## begin Listing

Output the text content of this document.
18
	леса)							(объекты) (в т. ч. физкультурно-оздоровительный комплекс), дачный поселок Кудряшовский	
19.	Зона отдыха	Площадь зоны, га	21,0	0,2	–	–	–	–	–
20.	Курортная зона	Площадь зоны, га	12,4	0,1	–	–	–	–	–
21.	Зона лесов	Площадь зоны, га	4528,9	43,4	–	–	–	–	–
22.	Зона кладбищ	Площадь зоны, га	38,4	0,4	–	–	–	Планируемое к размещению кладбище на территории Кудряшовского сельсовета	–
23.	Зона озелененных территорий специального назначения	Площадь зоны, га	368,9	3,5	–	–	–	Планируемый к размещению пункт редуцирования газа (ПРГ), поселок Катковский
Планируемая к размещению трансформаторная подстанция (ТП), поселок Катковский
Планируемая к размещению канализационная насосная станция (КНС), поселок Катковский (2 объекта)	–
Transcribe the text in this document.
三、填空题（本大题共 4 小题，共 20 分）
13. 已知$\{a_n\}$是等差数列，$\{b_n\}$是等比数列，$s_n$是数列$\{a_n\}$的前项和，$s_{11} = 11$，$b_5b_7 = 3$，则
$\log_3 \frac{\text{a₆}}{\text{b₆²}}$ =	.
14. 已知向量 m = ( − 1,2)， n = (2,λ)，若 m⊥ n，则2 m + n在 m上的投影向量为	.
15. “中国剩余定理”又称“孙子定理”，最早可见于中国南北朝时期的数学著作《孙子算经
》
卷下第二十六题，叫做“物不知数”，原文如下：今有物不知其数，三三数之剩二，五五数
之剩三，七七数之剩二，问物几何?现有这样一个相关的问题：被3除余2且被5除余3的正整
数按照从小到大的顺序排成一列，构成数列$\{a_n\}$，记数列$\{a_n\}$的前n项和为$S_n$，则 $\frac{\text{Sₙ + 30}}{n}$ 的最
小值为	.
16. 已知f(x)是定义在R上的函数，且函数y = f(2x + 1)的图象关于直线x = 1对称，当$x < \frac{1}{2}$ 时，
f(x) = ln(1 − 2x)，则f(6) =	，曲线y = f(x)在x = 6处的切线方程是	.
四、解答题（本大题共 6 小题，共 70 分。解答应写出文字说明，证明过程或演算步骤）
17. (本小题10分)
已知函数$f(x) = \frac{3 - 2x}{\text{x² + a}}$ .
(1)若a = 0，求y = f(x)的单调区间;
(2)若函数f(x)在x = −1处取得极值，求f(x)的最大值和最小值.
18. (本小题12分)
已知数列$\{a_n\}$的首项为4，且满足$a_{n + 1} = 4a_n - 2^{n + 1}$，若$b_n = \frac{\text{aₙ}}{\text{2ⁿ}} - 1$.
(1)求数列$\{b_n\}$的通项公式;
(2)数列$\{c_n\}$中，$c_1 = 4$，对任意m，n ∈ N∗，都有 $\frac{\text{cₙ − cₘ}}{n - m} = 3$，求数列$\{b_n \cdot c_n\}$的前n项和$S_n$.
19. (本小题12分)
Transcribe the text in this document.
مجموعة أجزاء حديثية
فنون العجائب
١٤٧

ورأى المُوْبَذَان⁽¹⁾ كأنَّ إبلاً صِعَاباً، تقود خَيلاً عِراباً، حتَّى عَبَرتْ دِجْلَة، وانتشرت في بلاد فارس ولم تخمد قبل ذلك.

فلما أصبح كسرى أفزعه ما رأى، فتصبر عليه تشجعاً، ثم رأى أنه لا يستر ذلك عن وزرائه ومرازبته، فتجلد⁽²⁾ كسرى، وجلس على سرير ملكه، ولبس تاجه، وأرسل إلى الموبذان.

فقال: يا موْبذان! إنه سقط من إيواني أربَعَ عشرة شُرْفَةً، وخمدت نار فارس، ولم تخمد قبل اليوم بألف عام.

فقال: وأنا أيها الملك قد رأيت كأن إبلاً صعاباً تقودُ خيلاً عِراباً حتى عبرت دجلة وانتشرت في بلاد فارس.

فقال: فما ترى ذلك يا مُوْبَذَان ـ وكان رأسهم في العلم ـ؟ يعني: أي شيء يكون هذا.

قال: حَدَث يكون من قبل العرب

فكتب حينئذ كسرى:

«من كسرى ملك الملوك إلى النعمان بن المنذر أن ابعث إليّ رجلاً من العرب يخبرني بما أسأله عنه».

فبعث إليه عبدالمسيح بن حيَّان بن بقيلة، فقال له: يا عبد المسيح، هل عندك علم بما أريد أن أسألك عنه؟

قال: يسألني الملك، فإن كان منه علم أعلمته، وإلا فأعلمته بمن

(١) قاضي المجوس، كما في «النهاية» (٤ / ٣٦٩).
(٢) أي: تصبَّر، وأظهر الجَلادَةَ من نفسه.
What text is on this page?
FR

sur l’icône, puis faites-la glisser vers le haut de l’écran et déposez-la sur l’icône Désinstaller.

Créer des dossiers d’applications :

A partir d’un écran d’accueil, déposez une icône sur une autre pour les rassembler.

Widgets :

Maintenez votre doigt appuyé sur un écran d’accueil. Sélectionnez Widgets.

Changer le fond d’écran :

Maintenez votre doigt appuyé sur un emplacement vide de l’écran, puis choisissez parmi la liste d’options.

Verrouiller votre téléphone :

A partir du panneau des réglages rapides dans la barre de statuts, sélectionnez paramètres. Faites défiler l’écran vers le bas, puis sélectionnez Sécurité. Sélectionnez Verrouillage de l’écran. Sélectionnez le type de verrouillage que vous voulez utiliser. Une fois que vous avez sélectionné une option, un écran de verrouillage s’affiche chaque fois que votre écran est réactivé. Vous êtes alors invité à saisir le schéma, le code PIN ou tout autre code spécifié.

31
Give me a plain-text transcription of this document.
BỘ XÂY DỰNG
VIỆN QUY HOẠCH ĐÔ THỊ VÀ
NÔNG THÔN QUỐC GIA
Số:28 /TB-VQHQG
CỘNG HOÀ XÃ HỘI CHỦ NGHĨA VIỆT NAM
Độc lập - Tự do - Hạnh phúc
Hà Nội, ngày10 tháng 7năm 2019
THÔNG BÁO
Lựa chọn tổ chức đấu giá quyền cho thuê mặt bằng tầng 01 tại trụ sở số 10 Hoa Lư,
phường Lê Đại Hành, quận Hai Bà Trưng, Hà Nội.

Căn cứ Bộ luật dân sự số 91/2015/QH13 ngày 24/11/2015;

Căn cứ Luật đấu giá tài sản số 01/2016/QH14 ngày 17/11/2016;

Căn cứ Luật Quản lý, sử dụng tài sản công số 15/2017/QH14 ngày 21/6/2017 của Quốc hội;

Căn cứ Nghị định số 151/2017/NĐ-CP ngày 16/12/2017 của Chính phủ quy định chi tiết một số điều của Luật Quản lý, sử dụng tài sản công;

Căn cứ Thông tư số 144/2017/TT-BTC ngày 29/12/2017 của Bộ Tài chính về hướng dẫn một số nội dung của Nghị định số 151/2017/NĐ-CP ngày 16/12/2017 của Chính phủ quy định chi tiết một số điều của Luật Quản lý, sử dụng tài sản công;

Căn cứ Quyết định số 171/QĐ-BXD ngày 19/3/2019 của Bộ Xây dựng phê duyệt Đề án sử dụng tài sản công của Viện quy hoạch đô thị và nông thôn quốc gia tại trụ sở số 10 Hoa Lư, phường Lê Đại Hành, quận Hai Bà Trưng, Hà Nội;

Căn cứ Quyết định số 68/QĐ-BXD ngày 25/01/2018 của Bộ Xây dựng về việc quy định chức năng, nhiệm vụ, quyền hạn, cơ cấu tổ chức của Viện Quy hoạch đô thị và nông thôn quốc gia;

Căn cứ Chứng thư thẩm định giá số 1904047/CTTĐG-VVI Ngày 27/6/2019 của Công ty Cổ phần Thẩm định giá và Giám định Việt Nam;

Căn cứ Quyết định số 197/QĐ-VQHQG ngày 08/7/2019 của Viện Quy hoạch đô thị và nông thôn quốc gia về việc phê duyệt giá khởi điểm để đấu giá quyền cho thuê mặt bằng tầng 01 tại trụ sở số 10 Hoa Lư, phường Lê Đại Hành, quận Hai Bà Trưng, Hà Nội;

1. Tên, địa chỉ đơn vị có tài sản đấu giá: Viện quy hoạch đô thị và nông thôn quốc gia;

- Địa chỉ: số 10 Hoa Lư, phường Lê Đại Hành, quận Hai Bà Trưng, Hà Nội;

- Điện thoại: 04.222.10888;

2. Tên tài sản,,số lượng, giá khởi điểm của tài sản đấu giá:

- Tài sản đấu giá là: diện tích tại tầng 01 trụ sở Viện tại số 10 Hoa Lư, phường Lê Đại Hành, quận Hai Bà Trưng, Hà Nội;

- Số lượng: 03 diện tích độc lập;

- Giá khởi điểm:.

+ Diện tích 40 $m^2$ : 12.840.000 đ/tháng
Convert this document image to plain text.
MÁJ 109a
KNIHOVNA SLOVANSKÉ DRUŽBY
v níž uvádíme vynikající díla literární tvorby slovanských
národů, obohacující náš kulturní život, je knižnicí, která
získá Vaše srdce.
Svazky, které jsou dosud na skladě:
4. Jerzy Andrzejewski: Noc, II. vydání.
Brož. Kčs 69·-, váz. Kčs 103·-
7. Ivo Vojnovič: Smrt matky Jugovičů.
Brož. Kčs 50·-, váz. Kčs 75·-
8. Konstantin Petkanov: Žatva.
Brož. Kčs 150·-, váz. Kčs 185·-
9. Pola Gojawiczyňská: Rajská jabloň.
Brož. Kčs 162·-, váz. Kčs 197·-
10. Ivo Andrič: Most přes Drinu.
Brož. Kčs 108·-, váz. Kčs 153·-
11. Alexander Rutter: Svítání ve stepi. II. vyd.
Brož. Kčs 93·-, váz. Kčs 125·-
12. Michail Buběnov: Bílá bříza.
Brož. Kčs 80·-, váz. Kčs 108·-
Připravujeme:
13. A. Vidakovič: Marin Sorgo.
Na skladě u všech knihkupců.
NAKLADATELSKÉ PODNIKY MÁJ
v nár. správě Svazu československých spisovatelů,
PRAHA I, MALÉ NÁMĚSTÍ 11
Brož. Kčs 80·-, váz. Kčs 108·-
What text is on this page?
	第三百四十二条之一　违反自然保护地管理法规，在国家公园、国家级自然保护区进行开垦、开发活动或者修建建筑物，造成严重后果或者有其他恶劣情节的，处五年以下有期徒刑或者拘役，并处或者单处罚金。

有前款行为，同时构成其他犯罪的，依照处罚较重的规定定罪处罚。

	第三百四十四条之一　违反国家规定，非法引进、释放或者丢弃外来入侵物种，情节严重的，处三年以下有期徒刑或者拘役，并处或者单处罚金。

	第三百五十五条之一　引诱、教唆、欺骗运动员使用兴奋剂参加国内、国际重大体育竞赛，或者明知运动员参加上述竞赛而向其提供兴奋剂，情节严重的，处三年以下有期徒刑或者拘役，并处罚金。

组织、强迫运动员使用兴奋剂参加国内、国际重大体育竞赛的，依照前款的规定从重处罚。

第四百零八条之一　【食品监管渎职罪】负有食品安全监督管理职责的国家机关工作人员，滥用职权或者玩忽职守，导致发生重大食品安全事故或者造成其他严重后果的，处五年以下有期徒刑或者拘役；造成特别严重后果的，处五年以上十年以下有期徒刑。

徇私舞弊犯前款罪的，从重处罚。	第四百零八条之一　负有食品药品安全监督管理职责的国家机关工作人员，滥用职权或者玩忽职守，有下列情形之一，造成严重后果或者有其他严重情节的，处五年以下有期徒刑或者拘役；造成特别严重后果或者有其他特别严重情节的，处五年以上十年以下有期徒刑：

## end Listing

[Exercise task] All lines above with "并处或者单处罚金" in them should be returned.

[Solution to the exercise]
	第三百四十二条之一　违反自然保护地管理法规，在国家公园、国家级自然保护区进行开垦、开发活动或者修建建筑物，造成严重后果或者有其他恶劣情节的，处五年以下有期徒刑或者拘役，并处或者单处罚金。
	第三百四十四条之一　违反国家规定，非法引进、释放或者丢弃外来入侵物种，情节严重的，处三年以下有期徒刑或者拘役，并处或者单处罚金。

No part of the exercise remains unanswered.